Requirement:
What follows is a listing; give it again exactly, in its entirety.

Data records:
--- begin ---
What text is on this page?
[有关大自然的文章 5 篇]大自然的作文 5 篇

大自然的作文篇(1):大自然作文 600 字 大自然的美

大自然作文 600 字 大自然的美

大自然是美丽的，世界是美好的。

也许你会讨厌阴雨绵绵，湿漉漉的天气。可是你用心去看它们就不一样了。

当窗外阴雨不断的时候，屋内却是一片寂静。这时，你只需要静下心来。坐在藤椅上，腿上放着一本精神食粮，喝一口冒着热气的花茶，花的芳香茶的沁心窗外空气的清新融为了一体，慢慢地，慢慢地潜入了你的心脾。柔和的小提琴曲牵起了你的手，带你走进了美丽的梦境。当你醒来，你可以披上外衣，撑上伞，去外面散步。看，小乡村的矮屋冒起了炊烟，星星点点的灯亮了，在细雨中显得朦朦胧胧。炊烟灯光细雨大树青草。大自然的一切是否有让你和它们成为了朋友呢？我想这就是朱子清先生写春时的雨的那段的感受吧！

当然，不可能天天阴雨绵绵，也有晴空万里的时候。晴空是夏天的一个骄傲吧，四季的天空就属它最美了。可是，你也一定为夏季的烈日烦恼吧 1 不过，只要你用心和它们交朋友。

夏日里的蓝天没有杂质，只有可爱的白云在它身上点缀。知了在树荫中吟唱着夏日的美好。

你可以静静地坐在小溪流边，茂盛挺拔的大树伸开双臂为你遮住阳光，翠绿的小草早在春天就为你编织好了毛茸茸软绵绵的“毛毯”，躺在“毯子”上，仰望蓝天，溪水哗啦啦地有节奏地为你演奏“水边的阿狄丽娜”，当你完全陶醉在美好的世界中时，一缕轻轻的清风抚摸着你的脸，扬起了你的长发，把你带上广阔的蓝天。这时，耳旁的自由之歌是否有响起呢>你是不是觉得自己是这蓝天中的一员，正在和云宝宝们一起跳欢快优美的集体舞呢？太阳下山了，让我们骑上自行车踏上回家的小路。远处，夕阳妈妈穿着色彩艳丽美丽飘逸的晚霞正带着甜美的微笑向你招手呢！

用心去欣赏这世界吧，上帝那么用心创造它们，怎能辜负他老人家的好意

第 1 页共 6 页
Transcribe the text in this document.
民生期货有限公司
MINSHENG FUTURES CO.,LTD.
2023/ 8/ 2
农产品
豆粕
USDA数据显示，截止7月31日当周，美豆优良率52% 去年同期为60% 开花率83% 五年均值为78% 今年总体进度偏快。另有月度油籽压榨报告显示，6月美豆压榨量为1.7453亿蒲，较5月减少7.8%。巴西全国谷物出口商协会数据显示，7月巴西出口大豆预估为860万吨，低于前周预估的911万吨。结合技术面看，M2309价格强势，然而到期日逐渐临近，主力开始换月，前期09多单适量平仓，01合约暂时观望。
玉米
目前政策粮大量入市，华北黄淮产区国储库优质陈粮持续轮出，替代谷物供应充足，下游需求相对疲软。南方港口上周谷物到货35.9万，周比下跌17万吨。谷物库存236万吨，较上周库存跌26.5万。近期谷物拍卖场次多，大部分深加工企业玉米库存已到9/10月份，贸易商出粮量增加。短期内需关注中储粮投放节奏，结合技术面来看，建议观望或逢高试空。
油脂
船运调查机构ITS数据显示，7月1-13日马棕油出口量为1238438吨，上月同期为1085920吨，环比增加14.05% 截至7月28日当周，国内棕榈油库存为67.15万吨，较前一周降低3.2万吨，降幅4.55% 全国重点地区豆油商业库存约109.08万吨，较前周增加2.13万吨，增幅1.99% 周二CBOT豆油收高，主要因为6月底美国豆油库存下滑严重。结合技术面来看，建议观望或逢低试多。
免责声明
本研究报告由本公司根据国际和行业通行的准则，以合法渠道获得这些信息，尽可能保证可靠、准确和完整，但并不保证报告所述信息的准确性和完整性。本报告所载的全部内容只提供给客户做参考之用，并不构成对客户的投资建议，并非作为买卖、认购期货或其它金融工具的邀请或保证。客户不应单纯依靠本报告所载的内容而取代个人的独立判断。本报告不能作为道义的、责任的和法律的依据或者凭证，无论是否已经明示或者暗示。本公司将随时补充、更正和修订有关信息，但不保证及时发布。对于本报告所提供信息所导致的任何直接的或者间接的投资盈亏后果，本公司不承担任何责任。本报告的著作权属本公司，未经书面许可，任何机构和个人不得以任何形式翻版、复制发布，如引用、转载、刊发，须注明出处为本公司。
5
--- end ---
Expected answer:
What text is on this page?
[有关大自然的文章 5 篇]大自然的作文 5 篇

大自然的作文篇(1):大自然作文 600 字 大自然的美

大自然作文 600 字 大自然的美

大自然是美丽的，世界是美好的。

也许你会讨厌阴雨绵绵，湿漉漉的天气。可是你用心去看它们就不一样了。

当窗外阴雨不断的时候，屋内却是一片寂静。这时，你只需要静下心来。坐在藤椅上，腿上放着一本精神食粮，喝一口冒着热气的花茶，花的芳香茶的沁心窗外空气的清新融为了一体，慢慢地，慢慢地潜入了你的心脾。柔和的小提琴曲牵起了你的手，带你走进了美丽的梦境。当你醒来，你可以披上外衣，撑上伞，去外面散步。看，小乡村的矮屋冒起了炊烟，星星点点的灯亮了，在细雨中显得朦朦胧胧。炊烟灯光细雨大树青草。大自然的一切是否有让你和它们成为了朋友呢？我想这就是朱子清先生写春时的雨的那段的感受吧！

当然，不可能天天阴雨绵绵，也有晴空万里的时候。晴空是夏天的一个骄傲吧，四季的天空就属它最美了。可是，你也一定为夏季的烈日烦恼吧 1 不过，只要你用心和它们交朋友。

夏日里的蓝天没有杂质，只有可爱的白云在它身上点缀。知了在树荫中吟唱着夏日的美好。

你可以静静地坐在小溪流边，茂盛挺拔的大树伸开双臂为你遮住阳光，翠绿的小草早在春天就为你编织好了毛茸茸软绵绵的“毛毯”，躺在“毯子”上，仰望蓝天，溪水哗啦啦地有节奏地为你演奏“水边的阿狄丽娜”，当你完全陶醉在美好的世界中时，一缕轻轻的清风抚摸着你的脸，扬起了你的长发，把你带上广阔的蓝天。这时，耳旁的自由之歌是否有响起呢>你是不是觉得自己是这蓝天中的一员，正在和云宝宝们一起跳欢快优美的集体舞呢？太阳下山了，让我们骑上自行车踏上回家的小路。远处，夕阳妈妈穿着色彩艳丽美丽飘逸的晚霞正带着甜美的微笑向你招手呢！

用心去欣赏这世界吧，上帝那么用心创造它们，怎能辜负他老人家的好意

第 1 页共 6 页
Transcribe the text in this document.
民生期货有限公司
MINSHENG FUTURES CO.,LTD.
2023/ 8/ 2
农产品
豆粕
USDA数据显示，截止7月31日当周，美豆优良率52% 去年同期为60% 开花率83% 五年均值为78% 今年总体进度偏快。另有月度油籽压榨报告显示，6月美豆压榨量为1.7453亿蒲，较5月减少7.8%。巴西全国谷物出口商协会数据显示，7月巴西出口大豆预估为860万吨，低于前周预估的911万吨。结合技术面看，M2309价格强势，然而到期日逐渐临近，主力开始换月，前期09多单适量平仓，01合约暂时观望。
玉米
目前政策粮大量入市，华北黄淮产区国储库优质陈粮持续轮出，替代谷物供应充足，下游需求相对疲软。南方港口上周谷物到货35.9万，周比下跌17万吨。谷物库存236万吨，较上周库存跌26.5万。近期谷物拍卖场次多，大部分深加工企业玉米库存已到9/10月份，贸易商出粮量增加。短期内需关注中储粮投放节奏，结合技术面来看，建议观望或逢高试空。
油脂
船运调查机构ITS数据显示，7月1-13日马棕油出口量为1238438吨，上月同期为1085920吨，环比增加14.05% 截至7月28日当周，国内棕榈油库存为67.15万吨，较前一周降低3.2万吨，降幅4.55% 全国重点地区豆油商业库存约109.08万吨，较前周增加2.13万吨，增幅1.99% 周二CBOT豆油收高，主要因为6月底美国豆油库存下滑严重。结合技术面来看，建议观望或逢低试多。
免责声明
本研究报告由本公司根据国际和行业通行的准则，以合法渠道获得这些信息，尽可能保证可靠、准确和完整，但并不保证报告所述信息的准确性和完整性。本报告所载的全部内容只提供给客户做参考之用，并不构成对客户的投资建议，并非作为买卖、认购期货或其它金融工具的邀请或保证。客户不应单纯依靠本报告所载的内容而取代个人的独立判断。本报告不能作为道义的、责任的和法律的依据或者凭证，无论是否已经明示或者暗示。本公司将随时补充、更正和修订有关信息，但不保证及时发布。对于本报告所提供信息所导致的任何直接的或者间接的投资盈亏后果，本公司不承担任何责任。本报告的著作权属本公司，未经书面许可，任何机构和个人不得以任何形式翻版、复制发布，如引用、转载、刊发，须注明出处为本公司。
5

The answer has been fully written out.